- _JOB_
Please quote the material exactly, every line of it.

Stored data:
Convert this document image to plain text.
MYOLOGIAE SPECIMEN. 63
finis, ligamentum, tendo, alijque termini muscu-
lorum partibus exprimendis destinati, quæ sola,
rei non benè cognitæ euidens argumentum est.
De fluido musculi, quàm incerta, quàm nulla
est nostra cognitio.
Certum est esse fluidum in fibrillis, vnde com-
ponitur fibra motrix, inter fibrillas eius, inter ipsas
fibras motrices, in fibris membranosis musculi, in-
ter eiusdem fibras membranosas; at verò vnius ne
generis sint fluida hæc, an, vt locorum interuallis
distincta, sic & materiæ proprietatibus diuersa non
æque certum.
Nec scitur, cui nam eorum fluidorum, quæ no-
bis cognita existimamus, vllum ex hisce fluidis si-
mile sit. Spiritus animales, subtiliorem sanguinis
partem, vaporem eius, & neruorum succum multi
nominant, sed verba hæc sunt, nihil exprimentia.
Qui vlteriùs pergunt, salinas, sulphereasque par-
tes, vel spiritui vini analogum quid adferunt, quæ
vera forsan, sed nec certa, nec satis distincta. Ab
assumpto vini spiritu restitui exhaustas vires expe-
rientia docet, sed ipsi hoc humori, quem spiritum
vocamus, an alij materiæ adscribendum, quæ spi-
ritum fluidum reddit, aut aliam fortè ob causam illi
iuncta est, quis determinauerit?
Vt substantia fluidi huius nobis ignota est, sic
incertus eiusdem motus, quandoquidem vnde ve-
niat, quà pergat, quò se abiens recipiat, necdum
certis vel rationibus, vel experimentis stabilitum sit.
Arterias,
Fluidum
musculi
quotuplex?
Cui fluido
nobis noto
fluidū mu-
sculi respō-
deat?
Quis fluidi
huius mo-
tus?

- _FINAL RESULT_
Convert this document image to plain text.
MYOLOGIAE SPECIMEN. 63
finis, ligamentum, tendo, alijque termini muscu-
lorum partibus exprimendis destinati, quæ sola,
rei non benè cognitæ euidens argumentum est.
De fluido musculi, quàm incerta, quàm nulla
est nostra cognitio.
Certum est esse fluidum in fibrillis, vnde com-
ponitur fibra motrix, inter fibrillas eius, inter ipsas
fibras motrices, in fibris membranosis musculi, in-
ter eiusdem fibras membranosas; at verò vnius ne
generis sint fluida hæc, an, vt locorum interuallis
distincta, sic & materiæ proprietatibus diuersa non
æque certum.
Nec scitur, cui nam eorum fluidorum, quæ no-
bis cognita existimamus, vllum ex hisce fluidis si-
mile sit. Spiritus animales, subtiliorem sanguinis
partem, vaporem eius, & neruorum succum multi
nominant, sed verba hæc sunt, nihil exprimentia.
Qui vlteriùs pergunt, salinas, sulphereasque par-
tes, vel spiritui vini analogum quid adferunt, quæ
vera forsan, sed nec certa, nec satis distincta. Ab
assumpto vini spiritu restitui exhaustas vires expe-
rientia docet, sed ipsi hoc humori, quem spiritum
vocamus, an alij materiæ adscribendum, quæ spi-
ritum fluidum reddit, aut aliam fortè ob causam illi
iuncta est, quis determinauerit?
Vt substantia fluidi huius nobis ignota est, sic
incertus eiusdem motus, quandoquidem vnde ve-
niat, quà pergat, quò se abiens recipiat, necdum
certis vel rationibus, vel experimentis stabilitum sit.
Arterias,
Fluidum
musculi
quotuplex?
Cui fluido
nobis noto
fluidū mu-
sculi respō-
deat?
Quis fluidi
huius mo-
tus?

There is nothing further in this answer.